* WHAT THIS TASK INVOLVES: Your task is to copy the listing exactly, with the pictures left out.

-*-

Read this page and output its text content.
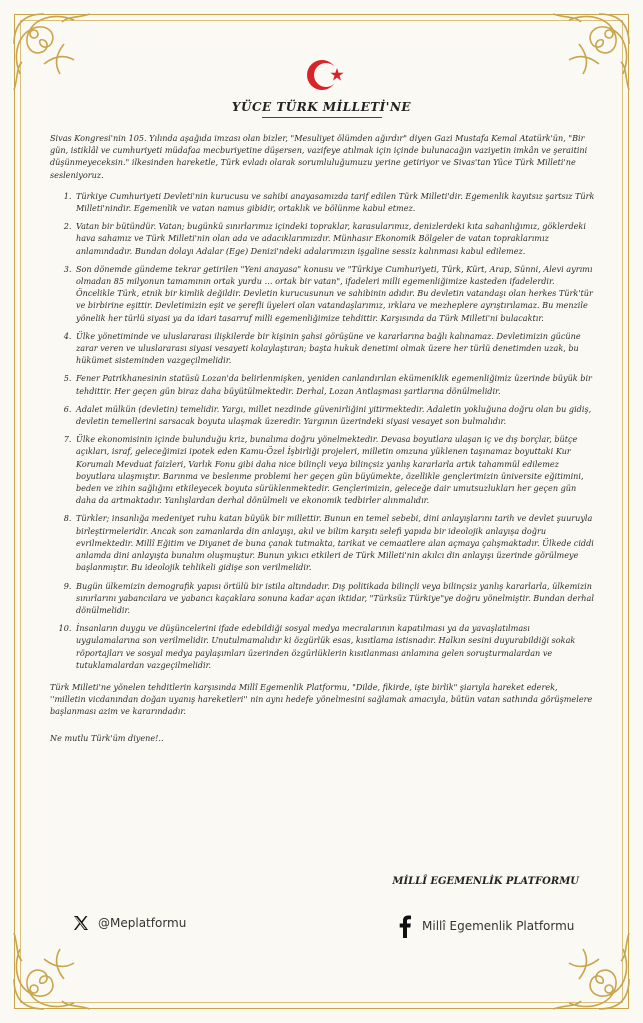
YÜCE TÜRK MİLLETİ'NE

Sivas Kongresi'nin 105. Yılında aşağıda imzası olan bizler, "Mesuliyet ölümden ağırdır" diyen Gazi Mustafa Kemal Atatürk'ün, "Bir gün, istiklâl ve cumhuriyeti müdafaa mecburiyetine düşersen, vazifeye atılmak için içinde bulunacağın vaziyetin imkân ve şeraitini düşünmeyeceksin." ilkesinden hareketle, Türk evladı olarak sorumluluğumuzu yerine getiriyor ve Sivas'tan Yüce Türk Milleti'ne sesleniyoruz.

1. Türkiye Cumhuriyeti Devleti'nin kurucusu ve sahibi anayasamızda tarif edilen Türk Milleti'dir. Egemenlik kayıtsız şartsız Türk Milleti'nindir. Egemenlik ve vatan namus gibidir, ortaklık ve bölünme kabul etmez.
2. Vatan bir bütündür. Vatan; bugünkü sınırlarımız içindeki topraklar, karasularımız, denizlerdeki kıta sahanlığımız, göklerdeki hava sahamız ve Türk Milleti'nin olan ada ve adacıklarımızdır. Münhasır Ekonomik Bölgeler de vatan topraklarımız anlamındadır. Bundan dolayı Adalar (Ege) Denizi'ndeki adalarımızın işgaline sessiz kalınması kabul edilemez.
3. Son dönemde gündeme tekrar getirilen "Yeni anayasa" konusu ve "Türkiye Cumhuriyeti, Türk, Kürt, Arap, Sünni, Alevi ayrımı olmadan 85 milyonun tamamının ortak yurdu … ortak bir vatan", ifadeleri milli egemenliğimize kasteden ifadelerdir. Öncelikle Türk, etnik bir kimlik değildir. Devletin kurucusunun ve sahibinin adıdır. Bu devletin vatandaşı olan herkes Türk'tür ve birbirine eşittir. Devletimizin eşit ve şerefli üyeleri olan vatandaşlarımız, ırklara ve mezheplere ayrıştırılamaz. Bu menzile yönelik her türlü siyasi ya da idari tasarruf milli egemenliğimize tehdittir. Karşısında da Türk Milleti'ni bulacaktır.
4. Ülke yönetiminde ve uluslararası ilişkilerde bir kişinin şahsi görüşüne ve kararlarına bağlı kalınamaz. Devletimizin gücüne zarar veren ve uluslararası siyasi vesayeti kolaylaştıran; başta hukuk denetimi olmak üzere her türlü denetimden uzak, bu hükümet sisteminden vazgeçilmelidir.
5. Fener Patrikhanesinin statüsü Lozan'da belirlenmişken, yeniden canlandırılan ekümeniklik egemenliğimiz üzerinde büyük bir tehdittir. Her geçen gün biraz daha büyütülmektedir. Derhal, Lozan Antlaşması şartlarına dönülmelidir.
6. Adalet mülkün (devletin) temelidir. Yargı, millet nezdinde güvenirliğini yitirmektedir. Adaletin yokluğuna doğru olan bu gidiş, devletin temellerini sarsacak boyuta ulaşmak üzeredir. Yargının üzerindeki siyasi vesayet son bulmalıdır.
7. Ülke ekonomisinin içinde bulunduğu kriz, bunalıma doğru yönelmektedir. Devasa boyutlara ulaşan iç ve dış borçlar, bütçe açıkları, israf, geleceğimizi ipotek eden Kamu-Özel İşbirliği projeleri, milletin omzuna yüklenen taşınamaz boyuttaki Kur Korumalı Mevduat faizleri, Varlık Fonu gibi daha nice bilinçli veya bilinçsiz yanlış kararlarla artık tahammül edilemez boyutlara ulaşmıştır. Barınma ve beslenme problemi her geçen gün büyümekte, özellikle gençlerimizin üniversite eğitimini, beden ve zihin sağlığını etkileyecek boyuta sürüklenmektedir. Gençlerimizin, geleceğe dair umutsuzlukları her geçen gün daha da artmaktadır. Yanlışlardan derhal dönülmeli ve ekonomik tedbirler alınmalıdır.
8. Türkler; insanlığa medeniyet ruhu katan büyük bir millettir. Bunun en temel sebebi, dini anlayışlarını tarih ve devlet şuuruyla birleştirmeleridir. Ancak son zamanlarda din anlayışı, akıl ve bilim karşıtı selefi yapıda bir ideolojik anlayışa doğru evrilmektedir. Millî Eğitim ve Diyanet de buna çanak tutmakta, tarikat ve cemaatlere alan açmaya çalışmaktadır. Ülkede ciddi anlamda dini anlayışta bunalım oluşmuştur. Bunun yıkıcı etkileri de Türk Milleti'nin akılcı din anlayışı üzerinde görülmeye başlanmıştır. Bu ideolojik tehlikeli gidişe son verilmelidir.
9. Bugün ülkemizin demografik yapısı örtülü bir istila altındadır. Dış politikada bilinçli veya bilinçsiz yanlış kararlarla, ülkemizin sınırlarını yabancılara ve yabancı kaçaklara sonuna kadar açan iktidar, "Türksüz Türkiye"ye doğru yönelmiştir. Bundan derhal dönülmelidir.
10. İnsanların duygu ve düşüncelerini ifade edebildiği sosyal medya mecralarının kapatılması ya da yavaşlatılması uygulamalarına son verilmelidir. Unutulmamalıdır ki özgürlük esas, kısıtlama istisnadır. Halkın sesini duyurabildiği sokak röportajları ve sosyal medya paylaşımları üzerinden özgürlüklerin kısıtlanması anlamına gelen soruşturmalardan ve tutuklamalardan vazgeçilmelidir.

Türk Milleti'ne yönelen tehditlerin karşısında Millî Egemenlik Platformu, "Dilde, fikirde, işte birlik" şiarıyla hareket ederek, ''milletin vicdanından doğan uyanış hareketleri'' nin aynı hedefe yönelmesini sağlamak amacıyla, bütün vatan sathında görüşmelere başlanması azim ve kararındadır.

Ne mutlu Türk'üm diyene!..

MİLLÎ EGEMENLİK PLATFORMU
@Meplatformu	Millî Egemenlik Platformu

-*-

* FINAL RESULT:
Read this page and output its text content.
YÜCE TÜRK MİLLETİ'NE

Sivas Kongresi'nin 105. Yılında aşağıda imzası olan bizler, "Mesuliyet ölümden ağırdır" diyen Gazi Mustafa Kemal Atatürk'ün, "Bir gün, istiklâl ve cumhuriyeti müdafaa mecburiyetine düşersen, vazifeye atılmak için içinde bulunacağın vaziyetin imkân ve şeraitini düşünmeyeceksin." ilkesinden hareketle, Türk evladı olarak sorumluluğumuzu yerine getiriyor ve Sivas'tan Yüce Türk Milleti'ne sesleniyoruz.

1. Türkiye Cumhuriyeti Devleti'nin kurucusu ve sahibi anayasamızda tarif edilen Türk Milleti'dir. Egemenlik kayıtsız şartsız Türk Milleti'nindir. Egemenlik ve vatan namus gibidir, ortaklık ve bölünme kabul etmez.
2. Vatan bir bütündür. Vatan; bugünkü sınırlarımız içindeki topraklar, karasularımız, denizlerdeki kıta sahanlığımız, göklerdeki hava sahamız ve Türk Milleti'nin olan ada ve adacıklarımızdır. Münhasır Ekonomik Bölgeler de vatan topraklarımız anlamındadır. Bundan dolayı Adalar (Ege) Denizi'ndeki adalarımızın işgaline sessiz kalınması kabul edilemez.
3. Son dönemde gündeme tekrar getirilen "Yeni anayasa" konusu ve "Türkiye Cumhuriyeti, Türk, Kürt, Arap, Sünni, Alevi ayrımı olmadan 85 milyonun tamamının ortak yurdu … ortak bir vatan", ifadeleri milli egemenliğimize kasteden ifadelerdir. Öncelikle Türk, etnik bir kimlik değildir. Devletin kurucusunun ve sahibinin adıdır. Bu devletin vatandaşı olan herkes Türk'tür ve birbirine eşittir. Devletimizin eşit ve şerefli üyeleri olan vatandaşlarımız, ırklara ve mezheplere ayrıştırılamaz. Bu menzile yönelik her türlü siyasi ya da idari tasarruf milli egemenliğimize tehdittir. Karşısında da Türk Milleti'ni bulacaktır.
4. Ülke yönetiminde ve uluslararası ilişkilerde bir kişinin şahsi görüşüne ve kararlarına bağlı kalınamaz. Devletimizin gücüne zarar veren ve uluslararası siyasi vesayeti kolaylaştıran; başta hukuk denetimi olmak üzere her türlü denetimden uzak, bu hükümet sisteminden vazgeçilmelidir.
5. Fener Patrikhanesinin statüsü Lozan'da belirlenmişken, yeniden canlandırılan ekümeniklik egemenliğimiz üzerinde büyük bir tehdittir. Her geçen gün biraz daha büyütülmektedir. Derhal, Lozan Antlaşması şartlarına dönülmelidir.
6. Adalet mülkün (devletin) temelidir. Yargı, millet nezdinde güvenirliğini yitirmektedir. Adaletin yokluğuna doğru olan bu gidiş, devletin temellerini sarsacak boyuta ulaşmak üzeredir. Yargının üzerindeki siyasi vesayet son bulmalıdır.
7. Ülke ekonomisinin içinde bulunduğu kriz, bunalıma doğru yönelmektedir. Devasa boyutlara ulaşan iç ve dış borçlar, bütçe açıkları, israf, geleceğimizi ipotek eden Kamu-Özel İşbirliği projeleri, milletin omzuna yüklenen taşınamaz boyuttaki Kur Korumalı Mevduat faizleri, Varlık Fonu gibi daha nice bilinçli veya bilinçsiz yanlış kararlarla artık tahammül edilemez boyutlara ulaşmıştır. Barınma ve beslenme problemi her geçen gün büyümekte, özellikle gençlerimizin üniversite eğitimini, beden ve zihin sağlığını etkileyecek boyuta sürüklenmektedir. Gençlerimizin, geleceğe dair umutsuzlukları her geçen gün daha da artmaktadır. Yanlışlardan derhal dönülmeli ve ekonomik tedbirler alınmalıdır.
8. Türkler; insanlığa medeniyet ruhu katan büyük bir millettir. Bunun en temel sebebi, dini anlayışlarını tarih ve devlet şuuruyla birleştirmeleridir. Ancak son zamanlarda din anlayışı, akıl ve bilim karşıtı selefi yapıda bir ideolojik anlayışa doğru evrilmektedir. Millî Eğitim ve Diyanet de buna çanak tutmakta, tarikat ve cemaatlere alan açmaya çalışmaktadır. Ülkede ciddi anlamda dini anlayışta bunalım oluşmuştur. Bunun yıkıcı etkileri de Türk Milleti'nin akılcı din anlayışı üzerinde görülmeye başlanmıştır. Bu ideolojik tehlikeli gidişe son verilmelidir.
9. Bugün ülkemizin demografik yapısı örtülü bir istila altındadır. Dış politikada bilinçli veya bilinçsiz yanlış kararlarla, ülkemizin sınırlarını yabancılara ve yabancı kaçaklara sonuna kadar açan iktidar, "Türksüz Türkiye"ye doğru yönelmiştir. Bundan derhal dönülmelidir.
10. İnsanların duygu ve düşüncelerini ifade edebildiği sosyal medya mecralarının kapatılması ya da yavaşlatılması uygulamalarına son verilmelidir. Unutulmamalıdır ki özgürlük esas, kısıtlama istisnadır. Halkın sesini duyurabildiği sokak röportajları ve sosyal medya paylaşımları üzerinden özgürlüklerin kısıtlanması anlamına gelen soruşturmalardan ve tutuklamalardan vazgeçilmelidir.

Türk Milleti'ne yönelen tehditlerin karşısında Millî Egemenlik Platformu, "Dilde, fikirde, işte birlik" şiarıyla hareket ederek, ''milletin vicdanından doğan uyanış hareketleri'' nin aynı hedefe yönelmesini sağlamak amacıyla, bütün vatan sathında görüşmelere başlanması azim ve kararındadır.

Ne mutlu Türk'üm diyene!..

MİLLÎ EGEMENLİK PLATFORMU
@Meplatformu	Millî Egemenlik Platformu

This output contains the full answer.